> **WORK REQUIRED**
Reproduce every record below exactly as it appears.

> **GIVEN DATA**

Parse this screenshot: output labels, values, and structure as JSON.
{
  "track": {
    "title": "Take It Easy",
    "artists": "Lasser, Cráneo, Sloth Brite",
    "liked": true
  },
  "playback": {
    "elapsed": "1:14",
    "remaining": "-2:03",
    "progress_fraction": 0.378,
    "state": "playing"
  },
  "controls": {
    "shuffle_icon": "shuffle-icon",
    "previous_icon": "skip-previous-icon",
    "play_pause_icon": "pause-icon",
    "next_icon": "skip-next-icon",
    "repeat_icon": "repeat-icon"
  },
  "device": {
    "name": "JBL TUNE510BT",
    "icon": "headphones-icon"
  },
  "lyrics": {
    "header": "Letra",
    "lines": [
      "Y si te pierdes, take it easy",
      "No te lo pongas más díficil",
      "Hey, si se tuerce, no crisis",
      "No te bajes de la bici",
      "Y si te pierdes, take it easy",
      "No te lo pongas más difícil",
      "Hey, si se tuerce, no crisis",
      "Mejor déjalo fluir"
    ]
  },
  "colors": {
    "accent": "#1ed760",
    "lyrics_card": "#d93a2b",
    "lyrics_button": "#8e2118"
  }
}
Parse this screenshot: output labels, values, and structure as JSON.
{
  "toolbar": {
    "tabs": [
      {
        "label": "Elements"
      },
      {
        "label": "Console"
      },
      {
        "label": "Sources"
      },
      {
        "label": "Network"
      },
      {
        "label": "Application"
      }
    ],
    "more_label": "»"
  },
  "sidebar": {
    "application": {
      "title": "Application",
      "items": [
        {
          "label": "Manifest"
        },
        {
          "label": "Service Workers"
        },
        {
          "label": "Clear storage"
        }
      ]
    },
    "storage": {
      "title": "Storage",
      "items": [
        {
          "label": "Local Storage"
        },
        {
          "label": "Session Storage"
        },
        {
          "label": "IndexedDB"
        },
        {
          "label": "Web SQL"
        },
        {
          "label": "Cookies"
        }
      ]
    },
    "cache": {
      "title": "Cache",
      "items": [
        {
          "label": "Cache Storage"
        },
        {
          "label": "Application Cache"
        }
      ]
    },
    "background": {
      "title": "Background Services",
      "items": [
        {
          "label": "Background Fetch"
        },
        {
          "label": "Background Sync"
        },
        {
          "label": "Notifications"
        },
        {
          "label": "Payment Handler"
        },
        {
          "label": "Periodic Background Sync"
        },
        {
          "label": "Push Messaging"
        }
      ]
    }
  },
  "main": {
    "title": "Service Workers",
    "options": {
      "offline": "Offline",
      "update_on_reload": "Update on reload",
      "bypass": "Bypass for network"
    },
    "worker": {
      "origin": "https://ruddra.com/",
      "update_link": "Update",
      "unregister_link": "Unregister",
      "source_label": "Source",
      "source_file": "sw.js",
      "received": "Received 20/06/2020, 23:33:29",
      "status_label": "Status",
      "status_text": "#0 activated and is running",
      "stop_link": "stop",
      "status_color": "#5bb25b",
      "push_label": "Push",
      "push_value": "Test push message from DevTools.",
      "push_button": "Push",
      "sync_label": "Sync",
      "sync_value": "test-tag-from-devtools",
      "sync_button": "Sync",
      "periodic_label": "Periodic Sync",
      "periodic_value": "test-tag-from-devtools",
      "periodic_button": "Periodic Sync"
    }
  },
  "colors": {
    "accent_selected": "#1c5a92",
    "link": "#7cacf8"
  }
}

> **SOLUTION TO THE PROBLEM**
Parse this screenshot: output labels, values, and structure as JSON.
{
  "track": {
    "title": "Take It Easy",
    "artists": "Lasser, Cráneo, Sloth Brite",
    "liked": true
  },
  "playback": {
    "elapsed": "1:14",
    "remaining": "-2:03",
    "progress_fraction": 0.378,
    "state": "playing"
  },
  "controls": {
    "shuffle_icon": "shuffle-icon",
    "previous_icon": "skip-previous-icon",
    "play_pause_icon": "pause-icon",
    "next_icon": "skip-next-icon",
    "repeat_icon": "repeat-icon"
  },
  "device": {
    "name": "JBL TUNE510BT",
    "icon": "headphones-icon"
  },
  "lyrics": {
    "header": "Letra",
    "lines": [
      "Y si te pierdes, take it easy",
      "No te lo pongas más díficil",
      "Hey, si se tuerce, no crisis",
      "No te bajes de la bici",
      "Y si te pierdes, take it easy",
      "No te lo pongas más difícil",
      "Hey, si se tuerce, no crisis",
      "Mejor déjalo fluir"
    ]
  },
  "colors": {
    "accent": "#1ed760",
    "lyrics_card": "#d93a2b",
    "lyrics_button": "#8e2118"
  }
}
Parse this screenshot: output labels, values, and structure as JSON.
{
  "toolbar": {
    "tabs": [
      {
        "label": "Elements"
      },
      {
        "label": "Console"
      },
      {
        "label": "Sources"
      },
      {
        "label": "Network"
      },
      {
        "label": "Application"
      }
    ],
    "more_label": "»"
  },
  "sidebar": {
    "application": {
      "title": "Application",
      "items": [
        {
          "label": "Manifest"
        },
        {
          "label": "Service Workers"
        },
        {
          "label": "Clear storage"
        }
      ]
    },
    "storage": {
      "title": "Storage",
      "items": [
        {
          "label": "Local Storage"
        },
        {
          "label": "Session Storage"
        },
        {
          "label": "IndexedDB"
        },
        {
          "label": "Web SQL"
        },
        {
          "label": "Cookies"
        }
      ]
    },
    "cache": {
      "title": "Cache",
      "items": [
        {
          "label": "Cache Storage"
        },
        {
          "label": "Application Cache"
        }
      ]
    },
    "background": {
      "title": "Background Services",
      "items": [
        {
          "label": "Background Fetch"
        },
        {
          "label": "Background Sync"
        },
        {
          "label": "Notifications"
        },
        {
          "label": "Payment Handler"
        },
        {
          "label": "Periodic Background Sync"
        },
        {
          "label": "Push Messaging"
        }
      ]
    }
  },
  "main": {
    "title": "Service Workers",
    "options": {
      "offline": "Offline",
      "update_on_reload": "Update on reload",
      "bypass": "Bypass for network"
    },
    "worker": {
      "origin": "https://ruddra.com/",
      "update_link": "Update",
      "unregister_link": "Unregister",
      "source_label": "Source",
      "source_file": "sw.js",
      "received": "Received 20/06/2020, 23:33:29",
      "status_label": "Status",
      "status_text": "#0 activated and is running",
      "stop_link": "stop",
      "status_color": "#5bb25b",
      "push_label": "Push",
      "push_value": "Test push message from DevTools.",
      "push_button": "Push",
      "sync_label": "Sync",
      "sync_value": "test-tag-from-devtools",
      "sync_button": "Sync",
      "periodic_label": "Periodic Sync",
      "periodic_value": "test-tag-from-devtools",
      "periodic_button": "Periodic Sync"
    }
  },
  "colors": {
    "accent_selected": "#1c5a92",
    "link": "#7cacf8"
  }
}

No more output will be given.